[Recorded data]
◇ ◇ ◇ ◇ ◇

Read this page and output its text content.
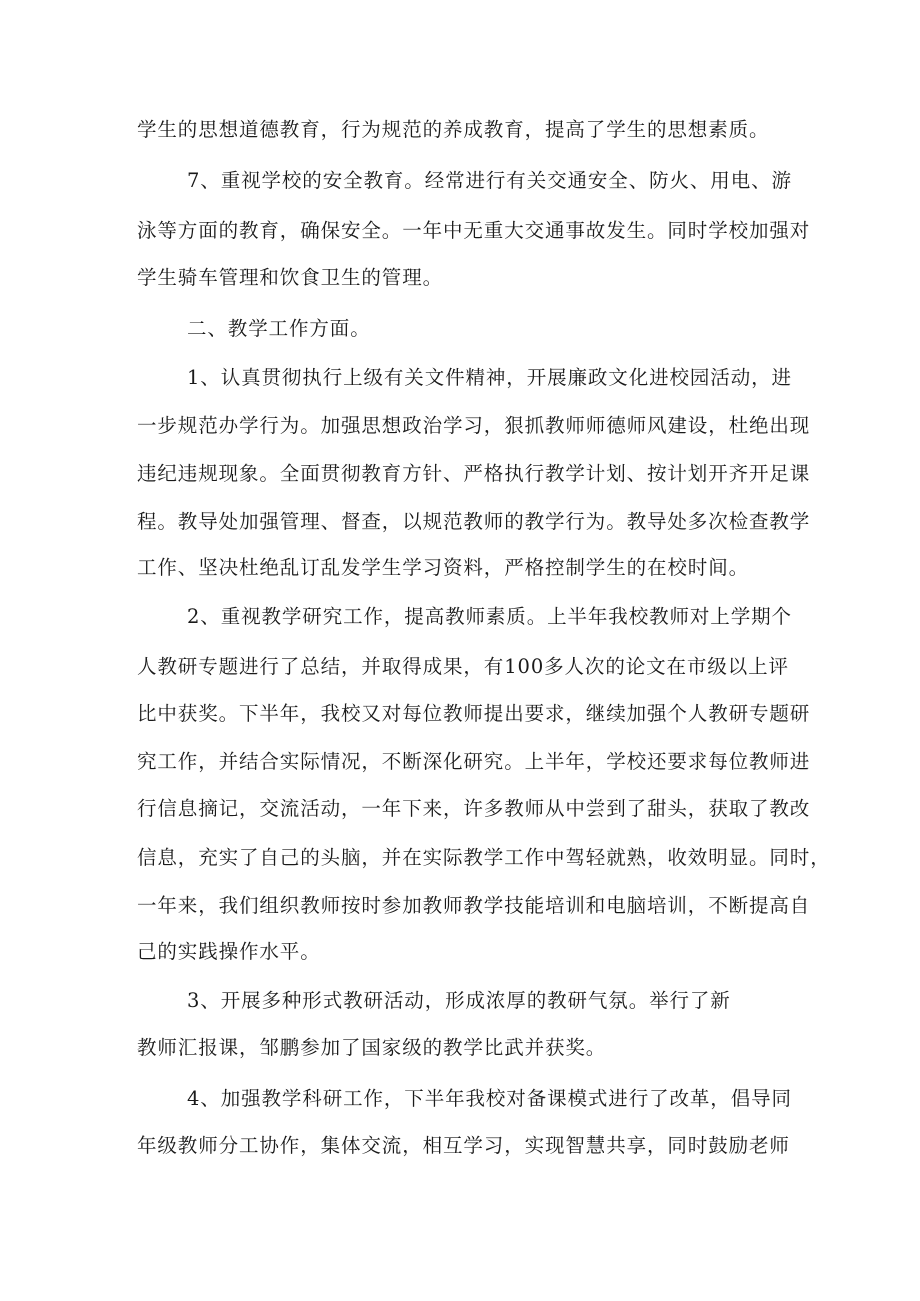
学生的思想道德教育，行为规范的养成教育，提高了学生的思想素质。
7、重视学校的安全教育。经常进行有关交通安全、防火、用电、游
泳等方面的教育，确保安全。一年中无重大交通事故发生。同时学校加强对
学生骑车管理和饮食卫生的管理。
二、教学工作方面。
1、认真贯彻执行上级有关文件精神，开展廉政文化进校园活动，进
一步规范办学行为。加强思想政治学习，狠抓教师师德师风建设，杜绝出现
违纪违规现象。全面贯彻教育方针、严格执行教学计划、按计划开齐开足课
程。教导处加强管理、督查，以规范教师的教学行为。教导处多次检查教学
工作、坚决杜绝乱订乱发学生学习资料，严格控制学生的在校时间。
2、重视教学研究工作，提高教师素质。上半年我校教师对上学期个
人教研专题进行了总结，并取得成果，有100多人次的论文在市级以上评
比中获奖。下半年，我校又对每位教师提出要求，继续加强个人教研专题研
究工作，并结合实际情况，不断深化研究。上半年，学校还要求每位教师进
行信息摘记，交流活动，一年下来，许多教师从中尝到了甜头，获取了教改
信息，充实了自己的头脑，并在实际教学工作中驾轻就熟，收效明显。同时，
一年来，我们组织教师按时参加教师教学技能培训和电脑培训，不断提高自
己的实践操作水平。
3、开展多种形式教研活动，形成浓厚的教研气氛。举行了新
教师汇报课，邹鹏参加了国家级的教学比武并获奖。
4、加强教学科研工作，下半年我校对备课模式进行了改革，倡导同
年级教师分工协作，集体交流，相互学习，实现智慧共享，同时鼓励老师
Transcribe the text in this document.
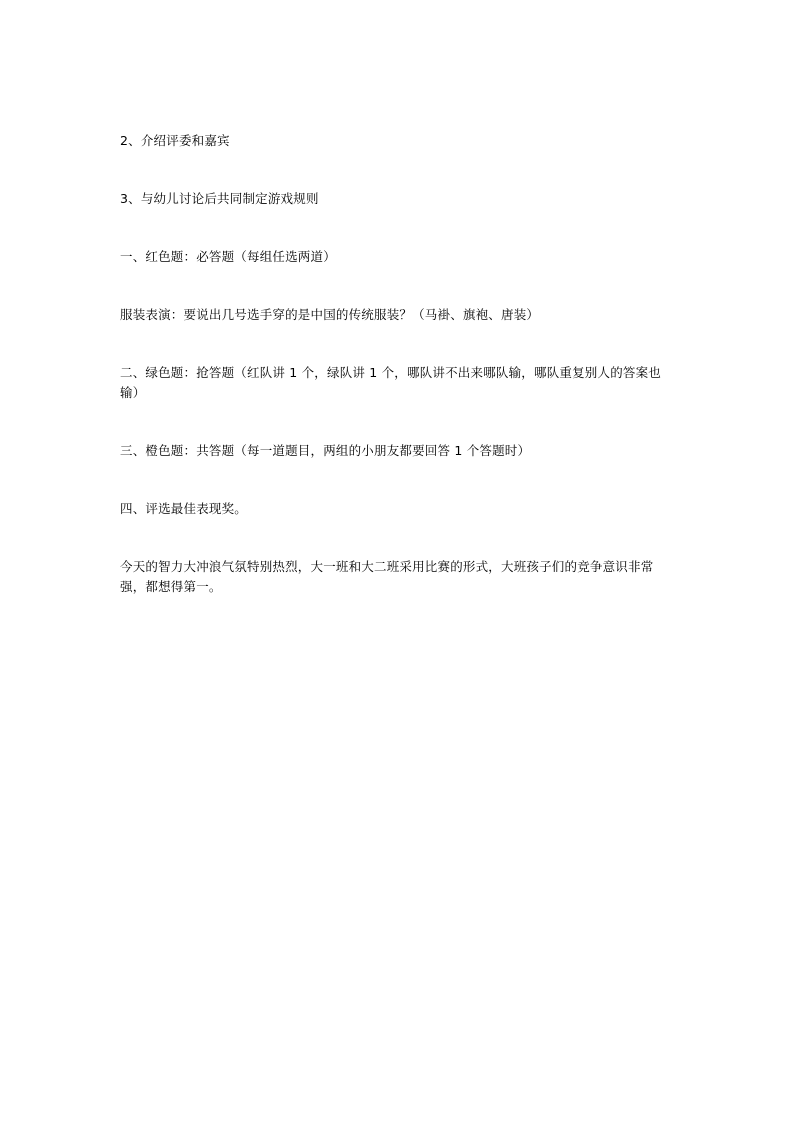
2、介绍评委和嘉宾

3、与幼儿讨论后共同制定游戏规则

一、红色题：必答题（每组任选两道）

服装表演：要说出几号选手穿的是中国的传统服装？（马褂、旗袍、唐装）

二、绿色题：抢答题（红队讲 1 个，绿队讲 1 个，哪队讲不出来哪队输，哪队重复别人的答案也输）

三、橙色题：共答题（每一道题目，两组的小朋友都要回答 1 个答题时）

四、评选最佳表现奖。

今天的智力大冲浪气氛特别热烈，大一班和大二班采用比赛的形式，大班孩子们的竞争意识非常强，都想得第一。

◇ ◇ ◇ ◇ ◇

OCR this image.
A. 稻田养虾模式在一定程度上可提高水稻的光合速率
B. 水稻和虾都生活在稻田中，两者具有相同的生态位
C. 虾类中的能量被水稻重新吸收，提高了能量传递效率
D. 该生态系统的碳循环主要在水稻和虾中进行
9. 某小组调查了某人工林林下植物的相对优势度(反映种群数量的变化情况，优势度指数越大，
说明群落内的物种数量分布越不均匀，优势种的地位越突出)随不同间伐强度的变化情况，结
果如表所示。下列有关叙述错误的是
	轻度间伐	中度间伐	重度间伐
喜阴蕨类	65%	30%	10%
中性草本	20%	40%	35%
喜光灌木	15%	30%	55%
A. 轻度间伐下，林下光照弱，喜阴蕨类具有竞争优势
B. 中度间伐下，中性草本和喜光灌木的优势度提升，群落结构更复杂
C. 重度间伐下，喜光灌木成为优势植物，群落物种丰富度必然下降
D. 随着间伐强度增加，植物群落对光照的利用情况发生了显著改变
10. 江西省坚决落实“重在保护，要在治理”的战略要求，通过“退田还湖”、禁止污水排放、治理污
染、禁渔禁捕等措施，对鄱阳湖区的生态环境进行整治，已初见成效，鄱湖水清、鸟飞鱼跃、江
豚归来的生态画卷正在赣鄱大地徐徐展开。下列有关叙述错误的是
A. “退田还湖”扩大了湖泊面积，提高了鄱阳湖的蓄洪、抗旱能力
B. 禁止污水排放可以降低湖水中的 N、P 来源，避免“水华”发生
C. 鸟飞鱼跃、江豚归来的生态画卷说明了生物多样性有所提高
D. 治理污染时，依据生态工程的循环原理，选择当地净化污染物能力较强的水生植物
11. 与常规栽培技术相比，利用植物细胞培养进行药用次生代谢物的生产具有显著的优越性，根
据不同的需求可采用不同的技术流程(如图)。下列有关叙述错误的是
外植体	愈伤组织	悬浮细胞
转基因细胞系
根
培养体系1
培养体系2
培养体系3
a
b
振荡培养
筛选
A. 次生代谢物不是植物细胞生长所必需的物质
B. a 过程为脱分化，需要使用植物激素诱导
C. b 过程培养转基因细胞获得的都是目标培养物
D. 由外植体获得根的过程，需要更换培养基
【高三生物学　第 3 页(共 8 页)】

◇ ◇ ◇ ◇ ◇

Your instructions: Reproduce every line of the listing above in which the string "this" appears.

Final result:
Read this page and output its text content.
Transcribe the text in this document.
OCR this image.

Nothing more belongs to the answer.